▶ _REQUIREMENTS_: Copy every entry exactly.

::: MATERIAL TO PROCESS :::

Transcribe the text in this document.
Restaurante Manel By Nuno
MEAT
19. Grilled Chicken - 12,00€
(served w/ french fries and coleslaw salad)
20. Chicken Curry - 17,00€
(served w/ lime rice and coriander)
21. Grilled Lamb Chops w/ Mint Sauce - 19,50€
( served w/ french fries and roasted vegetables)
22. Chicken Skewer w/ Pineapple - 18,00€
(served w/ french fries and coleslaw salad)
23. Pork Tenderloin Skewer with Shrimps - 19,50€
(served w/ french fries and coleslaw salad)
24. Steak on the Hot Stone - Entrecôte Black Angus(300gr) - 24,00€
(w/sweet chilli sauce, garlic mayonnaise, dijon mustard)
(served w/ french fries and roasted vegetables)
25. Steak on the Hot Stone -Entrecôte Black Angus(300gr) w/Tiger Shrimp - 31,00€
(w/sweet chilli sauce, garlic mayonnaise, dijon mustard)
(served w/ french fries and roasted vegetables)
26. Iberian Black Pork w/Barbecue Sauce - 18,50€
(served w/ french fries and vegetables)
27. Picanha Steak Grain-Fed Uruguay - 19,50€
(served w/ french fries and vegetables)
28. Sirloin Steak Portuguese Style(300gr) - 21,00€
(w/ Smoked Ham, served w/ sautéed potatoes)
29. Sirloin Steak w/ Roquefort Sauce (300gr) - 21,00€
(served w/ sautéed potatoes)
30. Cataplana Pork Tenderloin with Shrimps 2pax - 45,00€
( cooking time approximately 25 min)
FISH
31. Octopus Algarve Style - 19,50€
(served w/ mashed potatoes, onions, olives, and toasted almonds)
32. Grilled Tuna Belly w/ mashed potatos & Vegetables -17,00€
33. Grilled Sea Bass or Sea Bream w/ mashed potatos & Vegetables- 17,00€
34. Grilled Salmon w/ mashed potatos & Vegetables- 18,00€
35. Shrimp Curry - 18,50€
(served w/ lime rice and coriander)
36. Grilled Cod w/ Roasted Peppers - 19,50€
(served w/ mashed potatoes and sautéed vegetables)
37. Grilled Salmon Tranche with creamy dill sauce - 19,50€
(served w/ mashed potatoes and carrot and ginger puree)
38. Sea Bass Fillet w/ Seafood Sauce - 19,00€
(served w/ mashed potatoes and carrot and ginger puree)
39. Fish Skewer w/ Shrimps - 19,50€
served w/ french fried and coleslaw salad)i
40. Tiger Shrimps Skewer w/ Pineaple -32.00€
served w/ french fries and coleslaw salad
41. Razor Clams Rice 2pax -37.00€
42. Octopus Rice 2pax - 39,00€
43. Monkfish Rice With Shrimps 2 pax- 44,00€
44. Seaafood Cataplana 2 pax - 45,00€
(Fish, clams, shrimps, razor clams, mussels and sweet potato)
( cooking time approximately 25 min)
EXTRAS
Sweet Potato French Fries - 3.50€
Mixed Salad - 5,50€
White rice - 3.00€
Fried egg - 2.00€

:::

▶ _ANSWER TO THE PROBLEM_:
Transcribe the text in this document.
Restaurante Manel By Nuno
MEAT
19. Grilled Chicken - 12,00€
(served w/ french fries and coleslaw salad)
20. Chicken Curry - 17,00€
(served w/ lime rice and coriander)
21. Grilled Lamb Chops w/ Mint Sauce - 19,50€
( served w/ french fries and roasted vegetables)
22. Chicken Skewer w/ Pineapple - 18,00€
(served w/ french fries and coleslaw salad)
23. Pork Tenderloin Skewer with Shrimps - 19,50€
(served w/ french fries and coleslaw salad)
24. Steak on the Hot Stone - Entrecôte Black Angus(300gr) - 24,00€
(w/sweet chilli sauce, garlic mayonnaise, dijon mustard)
(served w/ french fries and roasted vegetables)
25. Steak on the Hot Stone -Entrecôte Black Angus(300gr) w/Tiger Shrimp - 31,00€
(w/sweet chilli sauce, garlic mayonnaise, dijon mustard)
(served w/ french fries and roasted vegetables)
26. Iberian Black Pork w/Barbecue Sauce - 18,50€
(served w/ french fries and vegetables)
27. Picanha Steak Grain-Fed Uruguay - 19,50€
(served w/ french fries and vegetables)
28. Sirloin Steak Portuguese Style(300gr) - 21,00€
(w/ Smoked Ham, served w/ sautéed potatoes)
29. Sirloin Steak w/ Roquefort Sauce (300gr) - 21,00€
(served w/ sautéed potatoes)
30. Cataplana Pork Tenderloin with Shrimps 2pax - 45,00€
( cooking time approximately 25 min)
FISH
31. Octopus Algarve Style - 19,50€
(served w/ mashed potatoes, onions, olives, and toasted almonds)
32. Grilled Tuna Belly w/ mashed potatos & Vegetables -17,00€
33. Grilled Sea Bass or Sea Bream w/ mashed potatos & Vegetables- 17,00€
34. Grilled Salmon w/ mashed potatos & Vegetables- 18,00€
35. Shrimp Curry - 18,50€
(served w/ lime rice and coriander)
36. Grilled Cod w/ Roasted Peppers - 19,50€
(served w/ mashed potatoes and sautéed vegetables)
37. Grilled Salmon Tranche with creamy dill sauce - 19,50€
(served w/ mashed potatoes and carrot and ginger puree)
38. Sea Bass Fillet w/ Seafood Sauce - 19,00€
(served w/ mashed potatoes and carrot and ginger puree)
39. Fish Skewer w/ Shrimps - 19,50€
served w/ french fried and coleslaw salad)i
40. Tiger Shrimps Skewer w/ Pineaple -32.00€
served w/ french fries and coleslaw salad
41. Razor Clams Rice 2pax -37.00€
42. Octopus Rice 2pax - 39,00€
43. Monkfish Rice With Shrimps 2 pax- 44,00€
44. Seaafood Cataplana 2 pax - 45,00€
(Fish, clams, shrimps, razor clams, mussels and sweet potato)
( cooking time approximately 25 min)
EXTRAS
Sweet Potato French Fries - 3.50€
Mixed Salad - 5,50€
White rice - 3.00€
Fried egg - 2.00€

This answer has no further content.